Challenge:
Return the material word for word. Do not include pictures.

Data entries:
○ ○ ○ ○
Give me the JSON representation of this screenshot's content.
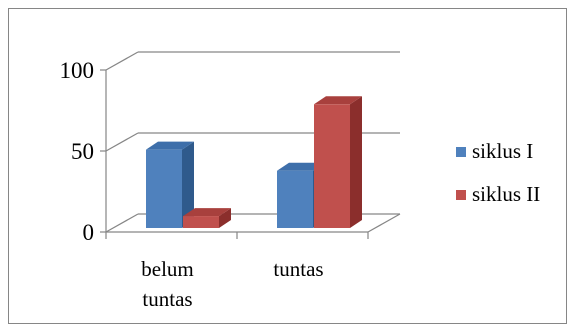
{
  "chart_data": {
    "type": "bar",
    "categories": [
      "belum tuntas",
      "tuntas"
    ],
    "category_label_lines": [
      [
        "belum",
        "tuntas"
      ],
      [
        "tuntas"
      ]
    ],
    "series": [
      {
        "name": "siklus I",
        "values": [
          57,
          44
        ],
        "color": "#4F81BD",
        "side_color": "#2F5A8C",
        "top_color": "#3E6FAA"
      },
      {
        "name": "siklus II",
        "values": [
          16,
          85
        ],
        "color": "#C0504D",
        "side_color": "#8B2E2C",
        "top_color": "#A8403D"
      }
    ],
    "ylim": [
      0,
      100
    ],
    "yticks": [
      0,
      50,
      100
    ],
    "title": "",
    "xlabel": "",
    "ylabel": "",
    "grid": true,
    "three_d": true,
    "legend_position": "right"
  }
}
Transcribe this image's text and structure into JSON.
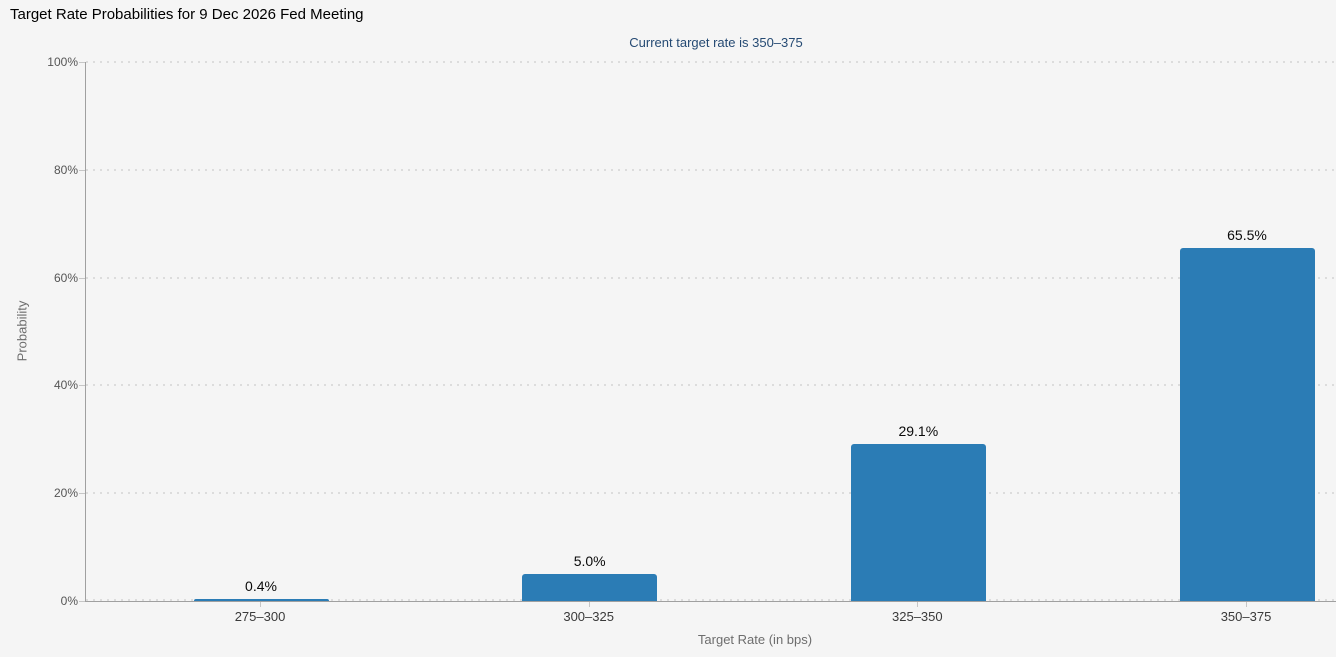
{
  "header": {
    "title": "Target Rate Probabilities for 9 Dec 2026 Fed Meeting",
    "subtitle": "Current target rate is 350–375"
  },
  "colors": {
    "background": "#f5f5f5",
    "bar": "#2b7cb5",
    "subtitle_text": "#254a73",
    "axis_line": "#a0a0a0",
    "grid_dot": "#dcdcdc",
    "tick_label": "#555555",
    "axis_title_text": "#6d6d6d"
  },
  "chart_data": {
    "type": "bar",
    "title": "Target Rate Probabilities for 9 Dec 2026 Fed Meeting",
    "subtitle": "Current target rate is 350–375",
    "categories": [
      "275–300",
      "300–325",
      "325–350",
      "350–375"
    ],
    "values": [
      0.4,
      5.0,
      29.1,
      65.5
    ],
    "value_labels": [
      "0.4%",
      "5.0%",
      "29.1%",
      "65.5%"
    ],
    "xlabel": "Target Rate (in bps)",
    "ylabel": "Probability",
    "ylim": [
      0,
      100
    ],
    "ytick_step": 20,
    "yticks": [
      "0%",
      "20%",
      "40%",
      "60%",
      "80%",
      "100%"
    ],
    "grid": "horizontal-dotted",
    "legend": "none",
    "bar_color": "#2b7cb5"
  }
}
○ ○ ○ ○
Final answer:
Give me the JSON representation of this screenshot's content.
{
  "chart_data": {
    "type": "bar",
    "categories": [
      "belum tuntas",
      "tuntas"
    ],
    "category_label_lines": [
      [
        "belum",
        "tuntas"
      ],
      [
        "tuntas"
      ]
    ],
    "series": [
      {
        "name": "siklus I",
        "values": [
          57,
          44
        ],
        "color": "#4F81BD",
        "side_color": "#2F5A8C",
        "top_color": "#3E6FAA"
      },
      {
        "name": "siklus II",
        "values": [
          16,
          85
        ],
        "color": "#C0504D",
        "side_color": "#8B2E2C",
        "top_color": "#A8403D"
      }
    ],
    "ylim": [
      0,
      100
    ],
    "yticks": [
      0,
      50,
      100
    ],
    "title": "",
    "xlabel": "",
    "ylabel": "",
    "grid": true,
    "three_d": true,
    "legend_position": "right"
  }
}
Transcribe this image's text and structure into JSON.
{
  "header": {
    "title": "Target Rate Probabilities for 9 Dec 2026 Fed Meeting",
    "subtitle": "Current target rate is 350–375"
  },
  "colors": {
    "background": "#f5f5f5",
    "bar": "#2b7cb5",
    "subtitle_text": "#254a73",
    "axis_line": "#a0a0a0",
    "grid_dot": "#dcdcdc",
    "tick_label": "#555555",
    "axis_title_text": "#6d6d6d"
  },
  "chart_data": {
    "type": "bar",
    "title": "Target Rate Probabilities for 9 Dec 2026 Fed Meeting",
    "subtitle": "Current target rate is 350–375",
    "categories": [
      "275–300",
      "300–325",
      "325–350",
      "350–375"
    ],
    "values": [
      0.4,
      5.0,
      29.1,
      65.5
    ],
    "value_labels": [
      "0.4%",
      "5.0%",
      "29.1%",
      "65.5%"
    ],
    "xlabel": "Target Rate (in bps)",
    "ylabel": "Probability",
    "ylim": [
      0,
      100
    ],
    "ytick_step": 20,
    "yticks": [
      "0%",
      "20%",
      "40%",
      "60%",
      "80%",
      "100%"
    ],
    "grid": "horizontal-dotted",
    "legend": "none",
    "bar_color": "#2b7cb5"
  }
}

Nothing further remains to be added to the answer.